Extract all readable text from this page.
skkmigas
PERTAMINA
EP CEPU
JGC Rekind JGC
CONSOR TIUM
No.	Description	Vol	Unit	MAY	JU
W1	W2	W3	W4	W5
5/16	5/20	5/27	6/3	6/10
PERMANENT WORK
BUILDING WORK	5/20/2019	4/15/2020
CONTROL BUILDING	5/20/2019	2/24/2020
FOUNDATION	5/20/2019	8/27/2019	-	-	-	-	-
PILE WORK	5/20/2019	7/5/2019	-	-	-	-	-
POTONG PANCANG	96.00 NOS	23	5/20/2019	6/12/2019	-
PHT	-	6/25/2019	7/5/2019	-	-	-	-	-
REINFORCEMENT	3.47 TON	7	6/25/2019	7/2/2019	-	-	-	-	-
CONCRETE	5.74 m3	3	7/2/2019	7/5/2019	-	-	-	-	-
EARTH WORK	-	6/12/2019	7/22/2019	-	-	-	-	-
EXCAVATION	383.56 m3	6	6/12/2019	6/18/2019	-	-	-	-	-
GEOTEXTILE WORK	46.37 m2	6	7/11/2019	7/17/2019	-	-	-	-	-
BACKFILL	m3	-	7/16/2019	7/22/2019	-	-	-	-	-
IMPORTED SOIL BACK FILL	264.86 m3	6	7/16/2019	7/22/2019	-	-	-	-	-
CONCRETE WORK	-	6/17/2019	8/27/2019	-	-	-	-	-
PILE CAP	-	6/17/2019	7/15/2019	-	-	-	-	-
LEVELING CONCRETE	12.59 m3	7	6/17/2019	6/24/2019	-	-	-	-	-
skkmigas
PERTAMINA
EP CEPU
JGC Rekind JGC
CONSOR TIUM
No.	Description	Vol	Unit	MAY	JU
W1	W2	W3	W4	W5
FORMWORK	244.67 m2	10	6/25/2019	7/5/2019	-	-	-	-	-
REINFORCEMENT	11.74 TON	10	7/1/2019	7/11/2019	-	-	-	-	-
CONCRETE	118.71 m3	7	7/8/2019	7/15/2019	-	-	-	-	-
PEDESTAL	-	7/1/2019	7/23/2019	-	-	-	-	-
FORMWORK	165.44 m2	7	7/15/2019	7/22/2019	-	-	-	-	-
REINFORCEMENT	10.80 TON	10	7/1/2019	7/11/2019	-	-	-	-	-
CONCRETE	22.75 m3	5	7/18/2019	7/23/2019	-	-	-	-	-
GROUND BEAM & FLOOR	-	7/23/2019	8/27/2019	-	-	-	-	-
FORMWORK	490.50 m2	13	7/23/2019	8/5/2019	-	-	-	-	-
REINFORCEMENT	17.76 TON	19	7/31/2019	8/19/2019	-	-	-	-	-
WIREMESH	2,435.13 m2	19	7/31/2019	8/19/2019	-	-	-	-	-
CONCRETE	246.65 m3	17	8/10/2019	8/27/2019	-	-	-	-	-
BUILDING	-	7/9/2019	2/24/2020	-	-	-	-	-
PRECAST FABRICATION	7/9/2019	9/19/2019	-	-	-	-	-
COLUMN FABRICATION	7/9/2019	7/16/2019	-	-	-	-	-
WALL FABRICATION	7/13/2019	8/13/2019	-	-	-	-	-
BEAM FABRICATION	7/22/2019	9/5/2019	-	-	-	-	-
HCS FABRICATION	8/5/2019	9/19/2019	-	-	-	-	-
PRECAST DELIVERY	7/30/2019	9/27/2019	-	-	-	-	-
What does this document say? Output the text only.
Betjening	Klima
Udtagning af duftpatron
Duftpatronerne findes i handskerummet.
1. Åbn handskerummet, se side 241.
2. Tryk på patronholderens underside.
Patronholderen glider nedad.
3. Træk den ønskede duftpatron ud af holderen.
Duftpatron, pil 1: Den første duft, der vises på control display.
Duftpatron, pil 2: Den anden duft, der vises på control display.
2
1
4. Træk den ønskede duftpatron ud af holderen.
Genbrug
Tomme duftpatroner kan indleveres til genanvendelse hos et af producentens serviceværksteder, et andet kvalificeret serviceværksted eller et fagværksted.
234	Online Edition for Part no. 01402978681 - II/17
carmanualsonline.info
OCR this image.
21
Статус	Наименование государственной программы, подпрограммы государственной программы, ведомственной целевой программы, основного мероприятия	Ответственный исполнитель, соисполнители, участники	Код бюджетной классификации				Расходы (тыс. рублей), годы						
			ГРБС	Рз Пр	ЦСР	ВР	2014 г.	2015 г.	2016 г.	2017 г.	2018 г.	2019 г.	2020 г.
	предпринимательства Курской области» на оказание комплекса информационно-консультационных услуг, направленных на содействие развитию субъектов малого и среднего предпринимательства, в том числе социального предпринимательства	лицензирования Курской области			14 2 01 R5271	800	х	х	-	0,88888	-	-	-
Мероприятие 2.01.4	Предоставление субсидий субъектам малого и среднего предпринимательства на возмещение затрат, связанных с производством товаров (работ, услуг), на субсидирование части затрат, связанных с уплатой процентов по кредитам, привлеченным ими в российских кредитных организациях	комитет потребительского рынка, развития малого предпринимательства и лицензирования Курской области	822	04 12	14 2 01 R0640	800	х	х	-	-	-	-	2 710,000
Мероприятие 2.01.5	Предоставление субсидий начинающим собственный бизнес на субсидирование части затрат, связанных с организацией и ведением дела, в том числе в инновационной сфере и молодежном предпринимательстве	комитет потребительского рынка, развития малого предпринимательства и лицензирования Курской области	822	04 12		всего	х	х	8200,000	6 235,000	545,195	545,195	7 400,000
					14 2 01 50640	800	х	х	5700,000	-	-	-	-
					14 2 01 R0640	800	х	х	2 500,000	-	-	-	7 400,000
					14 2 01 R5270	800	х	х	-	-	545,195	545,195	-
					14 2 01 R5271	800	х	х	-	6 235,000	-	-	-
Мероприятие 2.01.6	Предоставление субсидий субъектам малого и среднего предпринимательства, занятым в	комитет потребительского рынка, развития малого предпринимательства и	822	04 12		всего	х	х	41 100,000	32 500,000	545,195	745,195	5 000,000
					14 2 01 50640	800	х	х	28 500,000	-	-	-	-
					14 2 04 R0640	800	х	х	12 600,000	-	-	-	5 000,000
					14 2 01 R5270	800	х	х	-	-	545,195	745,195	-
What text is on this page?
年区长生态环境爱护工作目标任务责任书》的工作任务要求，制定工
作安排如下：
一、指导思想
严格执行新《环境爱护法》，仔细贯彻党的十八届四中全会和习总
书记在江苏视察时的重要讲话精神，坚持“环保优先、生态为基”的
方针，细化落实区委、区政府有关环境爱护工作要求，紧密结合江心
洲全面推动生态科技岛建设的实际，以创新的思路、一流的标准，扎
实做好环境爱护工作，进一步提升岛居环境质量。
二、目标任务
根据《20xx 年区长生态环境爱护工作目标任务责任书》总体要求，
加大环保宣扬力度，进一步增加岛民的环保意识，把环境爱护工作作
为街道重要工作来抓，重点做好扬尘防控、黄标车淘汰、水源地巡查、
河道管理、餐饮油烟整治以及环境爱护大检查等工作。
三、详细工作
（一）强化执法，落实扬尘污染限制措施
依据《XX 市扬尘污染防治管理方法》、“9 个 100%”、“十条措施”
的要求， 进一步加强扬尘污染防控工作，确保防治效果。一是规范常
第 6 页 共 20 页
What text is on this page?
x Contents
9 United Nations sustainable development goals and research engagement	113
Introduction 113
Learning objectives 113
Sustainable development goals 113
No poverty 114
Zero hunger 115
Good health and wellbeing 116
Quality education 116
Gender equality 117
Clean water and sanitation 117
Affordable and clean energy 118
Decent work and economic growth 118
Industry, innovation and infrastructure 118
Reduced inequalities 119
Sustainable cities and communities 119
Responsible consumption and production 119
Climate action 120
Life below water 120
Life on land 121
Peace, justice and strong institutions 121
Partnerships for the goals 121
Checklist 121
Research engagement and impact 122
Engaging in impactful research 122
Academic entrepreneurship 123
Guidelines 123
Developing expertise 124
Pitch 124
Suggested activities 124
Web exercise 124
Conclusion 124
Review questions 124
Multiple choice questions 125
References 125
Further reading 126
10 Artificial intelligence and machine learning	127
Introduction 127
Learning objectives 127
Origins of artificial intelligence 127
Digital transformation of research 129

(PROBLEM STATEMENT): Across the material above, how many lines include the string "PILE"? Only the number is wanted.

(WRITTEN ANSWER): 2